### Short problem
Repeat the data word for word. Do not include the pictures.

### Source records
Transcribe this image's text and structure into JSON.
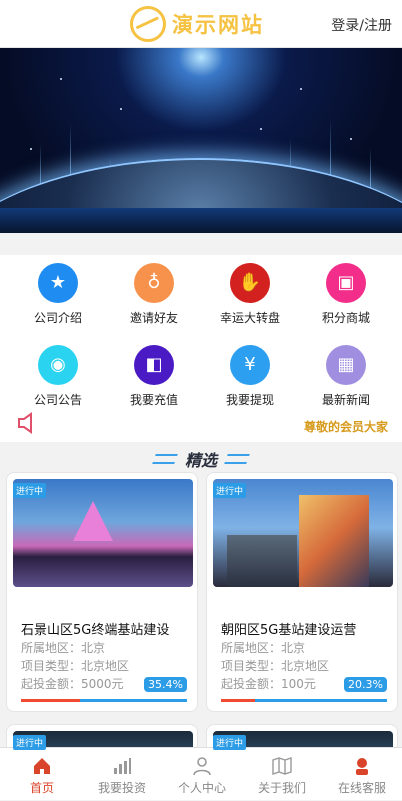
{
  "header": {
    "logo_text": "演示网站",
    "login_label": "登录/注册"
  },
  "menu": [
    {
      "label": "公司介绍",
      "icon": "medal-icon",
      "color": "#1e8cf0"
    },
    {
      "label": "邀请好友",
      "icon": "gift-icon",
      "color": "#f7924c"
    },
    {
      "label": "幸运大转盘",
      "icon": "handshake-icon",
      "color": "#d2211f"
    },
    {
      "label": "积分商城",
      "icon": "shop-icon",
      "color": "#f22e8a"
    },
    {
      "label": "公司公告",
      "icon": "android-icon",
      "color": "#2ad3f0"
    },
    {
      "label": "我要充值",
      "icon": "wallet-icon",
      "color": "#4a1bc4"
    },
    {
      "label": "我要提现",
      "icon": "yuan-icon",
      "color": "#2d9ff0"
    },
    {
      "label": "最新新闻",
      "icon": "grid-icon",
      "color": "#a08fe0"
    }
  ],
  "notice": {
    "text": "尊敬的会员大家"
  },
  "featured": {
    "title": "精选"
  },
  "cards": [
    {
      "status": "进行中",
      "title": "石景山区5G终端基站建设",
      "region": "所属地区：北京",
      "type": "项目类型：北京地区",
      "min_amount": "起投金额：5000元",
      "progress_label": "35.4%",
      "progress": 0.354
    },
    {
      "status": "进行中",
      "title": "朝阳区5G基站建设运营",
      "region": "所属地区：北京",
      "type": "项目类型：北京地区",
      "min_amount": "起投金额：100元",
      "progress_label": "20.3%",
      "progress": 0.203
    }
  ],
  "peek_cards": [
    {
      "status": "进行中"
    },
    {
      "status": "进行中"
    }
  ],
  "tabbar": [
    {
      "label": "首页",
      "icon": "home-icon",
      "active": true
    },
    {
      "label": "我要投资",
      "icon": "chart-icon",
      "active": false
    },
    {
      "label": "个人中心",
      "icon": "user-icon",
      "active": false
    },
    {
      "label": "关于我们",
      "icon": "map-icon",
      "active": false
    },
    {
      "label": "在线客服",
      "icon": "service-icon",
      "active": false
    }
  ],
  "colors": {
    "accent": "#2c9ce6",
    "active_tab": "#d9452a",
    "logo": "#f5c242",
    "progress_red": "#f04a30"
  }
}
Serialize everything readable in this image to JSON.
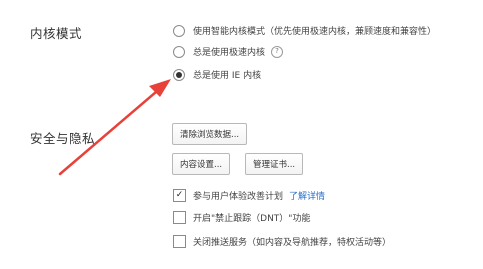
{
  "kernel": {
    "title": "内核模式",
    "options": [
      {
        "label": "使用智能内核模式（优先使用极速内核，兼顾速度和兼容性）",
        "checked": false
      },
      {
        "label": "总是使用极速内核",
        "checked": false,
        "help_glyph": "?"
      },
      {
        "label": "总是使用 IE 内核",
        "checked": true
      }
    ]
  },
  "security": {
    "title": "安全与隐私",
    "clear_data_button": "清除浏览数据...",
    "content_settings_button": "内容设置...",
    "manage_certs_button": "管理证书...",
    "checkboxes": [
      {
        "label": "参与用户体验改善计划",
        "checked": true,
        "link": "了解详情"
      },
      {
        "label": "开启\"禁止跟踪（DNT）\"功能",
        "checked": false
      },
      {
        "label": "关闭推送服务（如内容及导航推荐，特权活动等）",
        "checked": false
      }
    ],
    "check_glyph": "✓"
  },
  "annotation": {
    "arrow_color": "#e8413a"
  }
}
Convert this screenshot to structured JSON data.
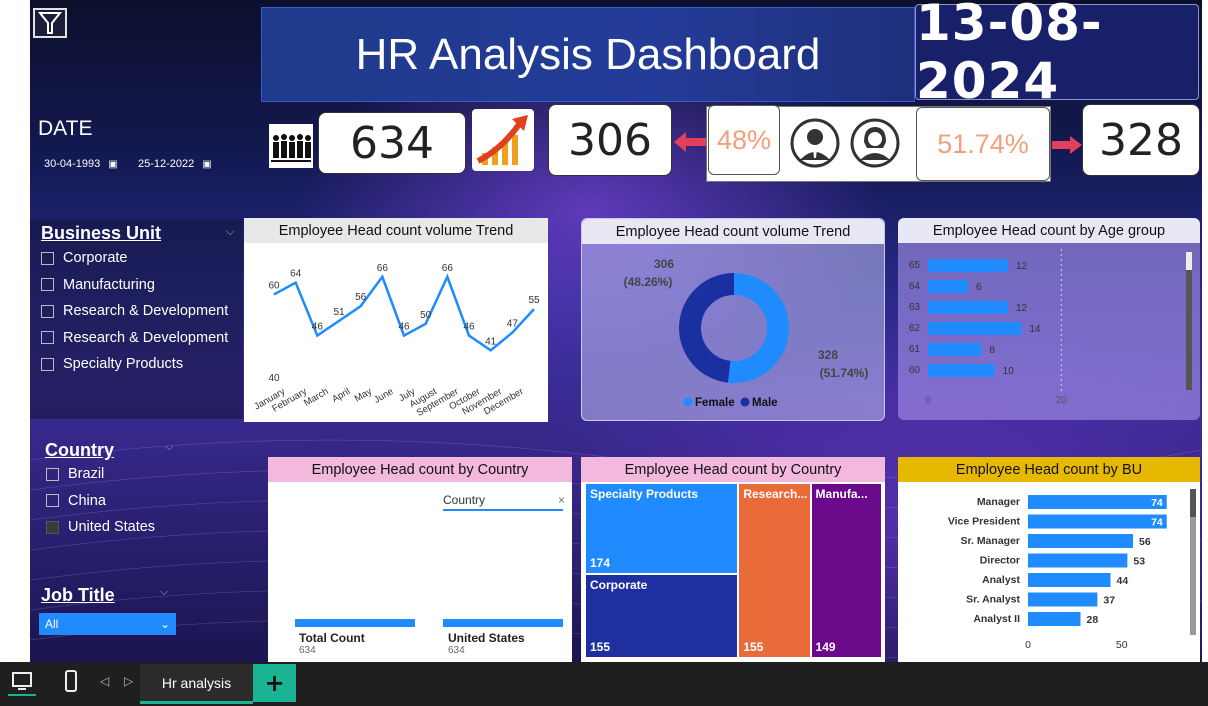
{
  "header": {
    "title": "HR Analysis Dashboard",
    "date": "13-08-2024"
  },
  "date_filter": {
    "label": "DATE",
    "start": "30-04-1993",
    "end": "25-12-2022"
  },
  "kpis": {
    "total": "634",
    "male_count": "306",
    "male_pct": "48%",
    "female_pct": "51.74%",
    "female_count": "328"
  },
  "slicers": {
    "business_unit": {
      "title": "Business Unit",
      "items": [
        "Corporate",
        "Manufacturing",
        "Research & Development",
        "Research & Development",
        "Specialty Products"
      ]
    },
    "country": {
      "title": "Country",
      "items": [
        "Brazil",
        "China",
        "United States"
      ]
    },
    "job_title": {
      "title": "Job Title",
      "selected": "All"
    }
  },
  "colors": {
    "accent": "#1f8bff",
    "male": "#1f8bff",
    "female": "#1a2fa0",
    "treemap": [
      "#1f8bff",
      "#1f2fa0",
      "#ea6b3a",
      "#6a0a8a"
    ]
  },
  "charts": {
    "trend": {
      "title": "Employee Head count volume Trend",
      "type": "line",
      "categories": [
        "January",
        "February",
        "March",
        "April",
        "May",
        "June",
        "July",
        "August",
        "September",
        "October",
        "November",
        "December"
      ],
      "values": [
        60,
        64,
        46,
        51,
        56,
        66,
        46,
        50,
        66,
        46,
        41,
        47,
        55
      ],
      "point_labels": [
        "60",
        "64",
        "46",
        "51",
        "56",
        "66",
        "46",
        "50",
        "66",
        "46",
        "41",
        "47",
        "55"
      ],
      "ymin_label": "40",
      "ylim": [
        36,
        70
      ]
    },
    "donut": {
      "title": "Employee Head count volume Trend",
      "type": "pie",
      "labels": [
        "Female",
        "Male"
      ],
      "values": [
        328,
        306
      ],
      "pct": [
        "51.74%",
        "48.26%"
      ],
      "male_label": "306",
      "male_pct_label": "(48.26%)",
      "female_label": "328",
      "female_pct_label": "(51.74%)",
      "legend": [
        "Female",
        "Male"
      ]
    },
    "age": {
      "title": "Employee Head count by Age group",
      "type": "bar",
      "categories": [
        "65",
        "64",
        "63",
        "62",
        "61",
        "60"
      ],
      "values": [
        12,
        6,
        12,
        14,
        8,
        10
      ],
      "xticks": [
        "0",
        "20"
      ],
      "xlim": [
        0,
        30
      ]
    },
    "country_bar": {
      "title": "Employee Head count by Country",
      "filter_label": "Country",
      "items": [
        {
          "label": "Total Count",
          "value": "634"
        },
        {
          "label": "United States",
          "value": "634"
        }
      ]
    },
    "treemap": {
      "title": "Employee Head count by Country",
      "type": "treemap",
      "labels": [
        "Specialty Products",
        "Corporate",
        "Research...",
        "Manufa..."
      ],
      "values": [
        174,
        155,
        155,
        149
      ]
    },
    "bu": {
      "title": "Employee Head count by BU",
      "type": "bar",
      "categories": [
        "Manager",
        "Vice President",
        "Sr. Manager",
        "Director",
        "Analyst",
        "Sr. Analyst",
        "Analyst II"
      ],
      "values": [
        74,
        74,
        56,
        53,
        44,
        37,
        28
      ],
      "xticks": [
        "0",
        "50"
      ],
      "xlim": [
        0,
        80
      ]
    }
  },
  "taskbar": {
    "tab_label": "Hr analysis",
    "add_label": "+"
  }
}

### Reply
Transcribe this image's text and structure into JSON.
{
  "header": {
    "logo_text": "演示网站",
    "login_label": "登录/注册"
  },
  "menu": [
    {
      "label": "公司介绍",
      "icon": "medal-icon",
      "color": "#1e8cf0"
    },
    {
      "label": "邀请好友",
      "icon": "gift-icon",
      "color": "#f7924c"
    },
    {
      "label": "幸运大转盘",
      "icon": "handshake-icon",
      "color": "#d2211f"
    },
    {
      "label": "积分商城",
      "icon": "shop-icon",
      "color": "#f22e8a"
    },
    {
      "label": "公司公告",
      "icon": "android-icon",
      "color": "#2ad3f0"
    },
    {
      "label": "我要充值",
      "icon": "wallet-icon",
      "color": "#4a1bc4"
    },
    {
      "label": "我要提现",
      "icon": "yuan-icon",
      "color": "#2d9ff0"
    },
    {
      "label": "最新新闻",
      "icon": "grid-icon",
      "color": "#a08fe0"
    }
  ],
  "notice": {
    "text": "尊敬的会员大家"
  },
  "featured": {
    "title": "精选"
  },
  "cards": [
    {
      "status": "进行中",
      "title": "石景山区5G终端基站建设",
      "region": "所属地区：北京",
      "type": "项目类型：北京地区",
      "min_amount": "起投金额：5000元",
      "progress_label": "35.4%",
      "progress": 0.354
    },
    {
      "status": "进行中",
      "title": "朝阳区5G基站建设运营",
      "region": "所属地区：北京",
      "type": "项目类型：北京地区",
      "min_amount": "起投金额：100元",
      "progress_label": "20.3%",
      "progress": 0.203
    }
  ],
  "peek_cards": [
    {
      "status": "进行中"
    },
    {
      "status": "进行中"
    }
  ],
  "tabbar": [
    {
      "label": "首页",
      "icon": "home-icon",
      "active": true
    },
    {
      "label": "我要投资",
      "icon": "chart-icon",
      "active": false
    },
    {
      "label": "个人中心",
      "icon": "user-icon",
      "active": false
    },
    {
      "label": "关于我们",
      "icon": "map-icon",
      "active": false
    },
    {
      "label": "在线客服",
      "icon": "service-icon",
      "active": false
    }
  ],
  "colors": {
    "accent": "#2c9ce6",
    "active_tab": "#d9452a",
    "logo": "#f5c242",
    "progress_red": "#f04a30"
  }
}
Serialize everything readable in this image to JSON.
{
  "kernel": {
    "title": "内核模式",
    "options": [
      {
        "label": "使用智能内核模式（优先使用极速内核，兼顾速度和兼容性）",
        "checked": false
      },
      {
        "label": "总是使用极速内核",
        "checked": false,
        "help_glyph": "?"
      },
      {
        "label": "总是使用 IE 内核",
        "checked": true
      }
    ]
  },
  "security": {
    "title": "安全与隐私",
    "clear_data_button": "清除浏览数据...",
    "content_settings_button": "内容设置...",
    "manage_certs_button": "管理证书...",
    "checkboxes": [
      {
        "label": "参与用户体验改善计划",
        "checked": true,
        "link": "了解详情"
      },
      {
        "label": "开启\"禁止跟踪（DNT）\"功能",
        "checked": false
      },
      {
        "label": "关闭推送服务（如内容及导航推荐，特权活动等）",
        "checked": false
      }
    ],
    "check_glyph": "✓"
  },
  "annotation": {
    "arrow_color": "#e8413a"
  }
}
Convert this screenshot to structured JSON data.
{
  "header": {
    "title": "HR Analysis Dashboard",
    "date": "13-08-2024"
  },
  "date_filter": {
    "label": "DATE",
    "start": "30-04-1993",
    "end": "25-12-2022"
  },
  "kpis": {
    "total": "634",
    "male_count": "306",
    "male_pct": "48%",
    "female_pct": "51.74%",
    "female_count": "328"
  },
  "slicers": {
    "business_unit": {
      "title": "Business Unit",
      "items": [
        "Corporate",
        "Manufacturing",
        "Research & Development",
        "Research & Development",
        "Specialty Products"
      ]
    },
    "country": {
      "title": "Country",
      "items": [
        "Brazil",
        "China",
        "United States"
      ]
    },
    "job_title": {
      "title": "Job Title",
      "selected": "All"
    }
  },
  "colors": {
    "accent": "#1f8bff",
    "male": "#1f8bff",
    "female": "#1a2fa0",
    "treemap": [
      "#1f8bff",
      "#1f2fa0",
      "#ea6b3a",
      "#6a0a8a"
    ]
  },
  "charts": {
    "trend": {
      "title": "Employee Head count volume Trend",
      "type": "line",
      "categories": [
        "January",
        "February",
        "March",
        "April",
        "May",
        "June",
        "July",
        "August",
        "September",
        "October",
        "November",
        "December"
      ],
      "values": [
        60,
        64,
        46,
        51,
        56,
        66,
        46,
        50,
        66,
        46,
        41,
        47,
        55
      ],
      "point_labels": [
        "60",
        "64",
        "46",
        "51",
        "56",
        "66",
        "46",
        "50",
        "66",
        "46",
        "41",
        "47",
        "55"
      ],
      "ymin_label": "40",
      "ylim": [
        36,
        70
      ]
    },
    "donut": {
      "title": "Employee Head count volume Trend",
      "type": "pie",
      "labels": [
        "Female",
        "Male"
      ],
      "values": [
        328,
        306
      ],
      "pct": [
        "51.74%",
        "48.26%"
      ],
      "male_label": "306",
      "male_pct_label": "(48.26%)",
      "female_label": "328",
      "female_pct_label": "(51.74%)",
      "legend": [
        "Female",
        "Male"
      ]
    },
    "age": {
      "title": "Employee Head count by Age group",
      "type": "bar",
      "categories": [
        "65",
        "64",
        "63",
        "62",
        "61",
        "60"
      ],
      "values": [
        12,
        6,
        12,
        14,
        8,
        10
      ],
      "xticks": [
        "0",
        "20"
      ],
      "xlim": [
        0,
        30
      ]
    },
    "country_bar": {
      "title": "Employee Head count by Country",
      "filter_label": "Country",
      "items": [
        {
          "label": "Total Count",
          "value": "634"
        },
        {
          "label": "United States",
          "value": "634"
        }
      ]
    },
    "treemap": {
      "title": "Employee Head count by Country",
      "type": "treemap",
      "labels": [
        "Specialty Products",
        "Corporate",
        "Research...",
        "Manufa..."
      ],
      "values": [
        174,
        155,
        155,
        149
      ]
    },
    "bu": {
      "title": "Employee Head count by BU",
      "type": "bar",
      "categories": [
        "Manager",
        "Vice President",
        "Sr. Manager",
        "Director",
        "Analyst",
        "Sr. Analyst",
        "Analyst II"
      ],
      "values": [
        74,
        74,
        56,
        53,
        44,
        37,
        28
      ],
      "xticks": [
        "0",
        "50"
      ],
      "xlim": [
        0,
        80
      ]
    }
  },
  "taskbar": {
    "tab_label": "Hr analysis",
    "add_label": "+"
  }
}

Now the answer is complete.